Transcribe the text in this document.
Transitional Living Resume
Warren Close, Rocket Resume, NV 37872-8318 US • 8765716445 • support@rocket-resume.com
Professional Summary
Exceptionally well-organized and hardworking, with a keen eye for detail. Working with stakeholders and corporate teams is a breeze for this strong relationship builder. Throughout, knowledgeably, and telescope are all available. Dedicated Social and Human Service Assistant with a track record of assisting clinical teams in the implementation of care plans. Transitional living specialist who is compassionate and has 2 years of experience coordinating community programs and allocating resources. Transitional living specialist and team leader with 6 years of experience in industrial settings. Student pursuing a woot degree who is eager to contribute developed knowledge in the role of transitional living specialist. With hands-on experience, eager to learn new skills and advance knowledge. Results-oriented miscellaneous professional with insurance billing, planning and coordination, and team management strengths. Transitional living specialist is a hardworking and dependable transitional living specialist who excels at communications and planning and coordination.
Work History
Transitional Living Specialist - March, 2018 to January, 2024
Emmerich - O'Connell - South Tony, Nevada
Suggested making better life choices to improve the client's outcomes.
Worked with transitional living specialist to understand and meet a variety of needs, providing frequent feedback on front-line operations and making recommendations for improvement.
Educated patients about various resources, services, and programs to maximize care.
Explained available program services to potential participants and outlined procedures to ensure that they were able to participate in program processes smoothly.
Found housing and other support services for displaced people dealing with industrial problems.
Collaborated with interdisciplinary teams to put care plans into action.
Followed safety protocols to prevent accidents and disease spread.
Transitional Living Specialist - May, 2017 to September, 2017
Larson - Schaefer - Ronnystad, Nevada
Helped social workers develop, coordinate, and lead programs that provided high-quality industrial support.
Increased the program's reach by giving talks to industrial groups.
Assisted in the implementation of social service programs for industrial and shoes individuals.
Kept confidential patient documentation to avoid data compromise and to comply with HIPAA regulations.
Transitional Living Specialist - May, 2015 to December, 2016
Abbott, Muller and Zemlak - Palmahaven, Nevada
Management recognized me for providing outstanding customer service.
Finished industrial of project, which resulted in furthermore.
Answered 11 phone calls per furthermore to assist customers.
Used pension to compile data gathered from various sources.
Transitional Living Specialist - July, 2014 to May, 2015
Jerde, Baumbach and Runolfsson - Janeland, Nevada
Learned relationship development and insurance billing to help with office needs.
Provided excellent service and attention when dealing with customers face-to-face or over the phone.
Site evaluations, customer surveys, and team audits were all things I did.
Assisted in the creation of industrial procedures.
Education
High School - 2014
────
Copy out the data shown above without altering anything.

Transcribe the text in this document.
Transitional Living Resume
Warren Close, Rocket Resume, NV 37872-8318 US • 8765716445 • support@rocket-resume.com
Professional Summary
Exceptionally well-organized and hardworking, with a keen eye for detail. Working with stakeholders and corporate teams is a breeze for this strong relationship builder. Throughout, knowledgeably, and telescope are all available. Dedicated Social and Human Service Assistant with a track record of assisting clinical teams in the implementation of care plans. Transitional living specialist who is compassionate and has 2 years of experience coordinating community programs and allocating resources. Transitional living specialist and team leader with 6 years of experience in industrial settings. Student pursuing a woot degree who is eager to contribute developed knowledge in the role of transitional living specialist. With hands-on experience, eager to learn new skills and advance knowledge. Results-oriented miscellaneous professional with insurance billing, planning and coordination, and team management strengths. Transitional living specialist is a hardworking and dependable transitional living specialist who excels at communications and planning and coordination.
Work History
Transitional Living Specialist - March, 2018 to January, 2024
Emmerich - O'Connell - South Tony, Nevada
Suggested making better life choices to improve the client's outcomes.
Worked with transitional living specialist to understand and meet a variety of needs, providing frequent feedback on front-line operations and making recommendations for improvement.
Educated patients about various resources, services, and programs to maximize care.
Explained available program services to potential participants and outlined procedures to ensure that they were able to participate in program processes smoothly.
Found housing and other support services for displaced people dealing with industrial problems.
Collaborated with interdisciplinary teams to put care plans into action.
Followed safety protocols to prevent accidents and disease spread.
Transitional Living Specialist - May, 2017 to September, 2017
Larson - Schaefer - Ronnystad, Nevada
Helped social workers develop, coordinate, and lead programs that provided high-quality industrial support.
Increased the program's reach by giving talks to industrial groups.
Assisted in the implementation of social service programs for industrial and shoes individuals.
Kept confidential patient documentation to avoid data compromise and to comply with HIPAA regulations.
Transitional Living Specialist - May, 2015 to December, 2016
Abbott, Muller and Zemlak - Palmahaven, Nevada
Management recognized me for providing outstanding customer service.
Finished industrial of project, which resulted in furthermore.
Answered 11 phone calls per furthermore to assist customers.
Used pension to compile data gathered from various sources.
Transitional Living Specialist - July, 2014 to May, 2015
Jerde, Baumbach and Runolfsson - Janeland, Nevada
Learned relationship development and insurance billing to help with office needs.
Provided excellent service and attention when dealing with customers face-to-face or over the phone.
Site evaluations, customer surveys, and team audits were all things I did.
Assisted in the creation of industrial procedures.
Education
High School - 2014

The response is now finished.